[EXERCISE DETAILS] Tally the lines holding the word "tarczafői" and state the count by itself.

[MATERIAL PROVIDED]
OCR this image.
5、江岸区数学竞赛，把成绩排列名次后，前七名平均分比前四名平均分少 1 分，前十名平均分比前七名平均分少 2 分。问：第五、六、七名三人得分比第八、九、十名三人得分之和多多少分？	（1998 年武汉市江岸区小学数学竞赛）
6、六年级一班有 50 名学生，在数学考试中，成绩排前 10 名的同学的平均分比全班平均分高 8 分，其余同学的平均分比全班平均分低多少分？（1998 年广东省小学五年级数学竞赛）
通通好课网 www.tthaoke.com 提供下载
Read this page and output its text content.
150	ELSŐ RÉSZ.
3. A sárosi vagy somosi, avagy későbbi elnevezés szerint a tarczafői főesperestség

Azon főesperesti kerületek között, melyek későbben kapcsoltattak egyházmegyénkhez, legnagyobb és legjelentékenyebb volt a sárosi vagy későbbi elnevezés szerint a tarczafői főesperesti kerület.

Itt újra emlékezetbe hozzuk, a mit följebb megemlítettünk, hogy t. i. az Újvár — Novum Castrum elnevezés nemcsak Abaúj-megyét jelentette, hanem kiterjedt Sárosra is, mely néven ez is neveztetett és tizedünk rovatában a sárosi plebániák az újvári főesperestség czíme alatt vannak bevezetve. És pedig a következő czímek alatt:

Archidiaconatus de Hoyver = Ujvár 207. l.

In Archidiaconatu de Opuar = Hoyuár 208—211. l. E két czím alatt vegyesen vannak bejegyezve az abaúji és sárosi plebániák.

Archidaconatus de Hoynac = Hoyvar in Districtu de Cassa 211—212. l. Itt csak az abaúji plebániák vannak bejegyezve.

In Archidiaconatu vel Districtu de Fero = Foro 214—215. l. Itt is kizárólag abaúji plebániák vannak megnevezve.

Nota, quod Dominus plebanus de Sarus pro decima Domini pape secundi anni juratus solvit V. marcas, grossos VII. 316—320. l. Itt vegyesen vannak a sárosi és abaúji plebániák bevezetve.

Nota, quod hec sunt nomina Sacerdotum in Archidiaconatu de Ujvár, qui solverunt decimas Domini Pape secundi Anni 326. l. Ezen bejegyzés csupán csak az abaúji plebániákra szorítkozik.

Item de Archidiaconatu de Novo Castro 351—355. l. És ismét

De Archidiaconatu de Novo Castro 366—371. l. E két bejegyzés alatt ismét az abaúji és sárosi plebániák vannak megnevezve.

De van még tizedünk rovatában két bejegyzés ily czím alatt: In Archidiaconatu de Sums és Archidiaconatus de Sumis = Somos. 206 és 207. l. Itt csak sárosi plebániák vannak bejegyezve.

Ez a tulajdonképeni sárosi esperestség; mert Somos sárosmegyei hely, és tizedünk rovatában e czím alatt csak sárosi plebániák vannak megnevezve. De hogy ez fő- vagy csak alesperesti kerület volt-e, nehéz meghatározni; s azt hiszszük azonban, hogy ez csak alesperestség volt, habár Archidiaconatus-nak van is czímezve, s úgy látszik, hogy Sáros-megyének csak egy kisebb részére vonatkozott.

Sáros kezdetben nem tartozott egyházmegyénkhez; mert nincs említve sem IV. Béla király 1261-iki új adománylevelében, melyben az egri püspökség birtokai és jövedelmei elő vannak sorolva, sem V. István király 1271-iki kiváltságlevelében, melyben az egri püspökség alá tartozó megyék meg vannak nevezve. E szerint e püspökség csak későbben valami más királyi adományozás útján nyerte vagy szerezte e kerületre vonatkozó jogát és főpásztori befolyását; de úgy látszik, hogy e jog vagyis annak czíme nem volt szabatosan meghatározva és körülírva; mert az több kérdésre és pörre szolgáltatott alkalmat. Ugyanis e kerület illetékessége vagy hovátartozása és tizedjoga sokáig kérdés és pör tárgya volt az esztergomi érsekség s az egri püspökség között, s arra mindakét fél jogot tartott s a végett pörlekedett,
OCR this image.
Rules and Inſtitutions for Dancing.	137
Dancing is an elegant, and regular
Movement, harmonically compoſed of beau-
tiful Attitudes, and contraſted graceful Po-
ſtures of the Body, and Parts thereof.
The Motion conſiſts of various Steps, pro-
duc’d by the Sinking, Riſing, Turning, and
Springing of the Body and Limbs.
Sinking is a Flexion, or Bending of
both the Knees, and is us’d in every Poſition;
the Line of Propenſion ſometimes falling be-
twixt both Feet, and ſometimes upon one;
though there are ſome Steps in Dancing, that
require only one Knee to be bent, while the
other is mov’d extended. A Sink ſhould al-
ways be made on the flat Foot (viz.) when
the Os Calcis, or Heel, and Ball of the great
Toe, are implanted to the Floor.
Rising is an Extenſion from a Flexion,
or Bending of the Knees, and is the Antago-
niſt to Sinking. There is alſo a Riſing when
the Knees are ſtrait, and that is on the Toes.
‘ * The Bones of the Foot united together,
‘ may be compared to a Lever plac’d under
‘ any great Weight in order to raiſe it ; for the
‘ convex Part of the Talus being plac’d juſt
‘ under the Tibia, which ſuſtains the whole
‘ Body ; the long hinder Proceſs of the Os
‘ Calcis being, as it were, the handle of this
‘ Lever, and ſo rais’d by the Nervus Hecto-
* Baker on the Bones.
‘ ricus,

[SOLUTION TO THIS EXERCISE] 2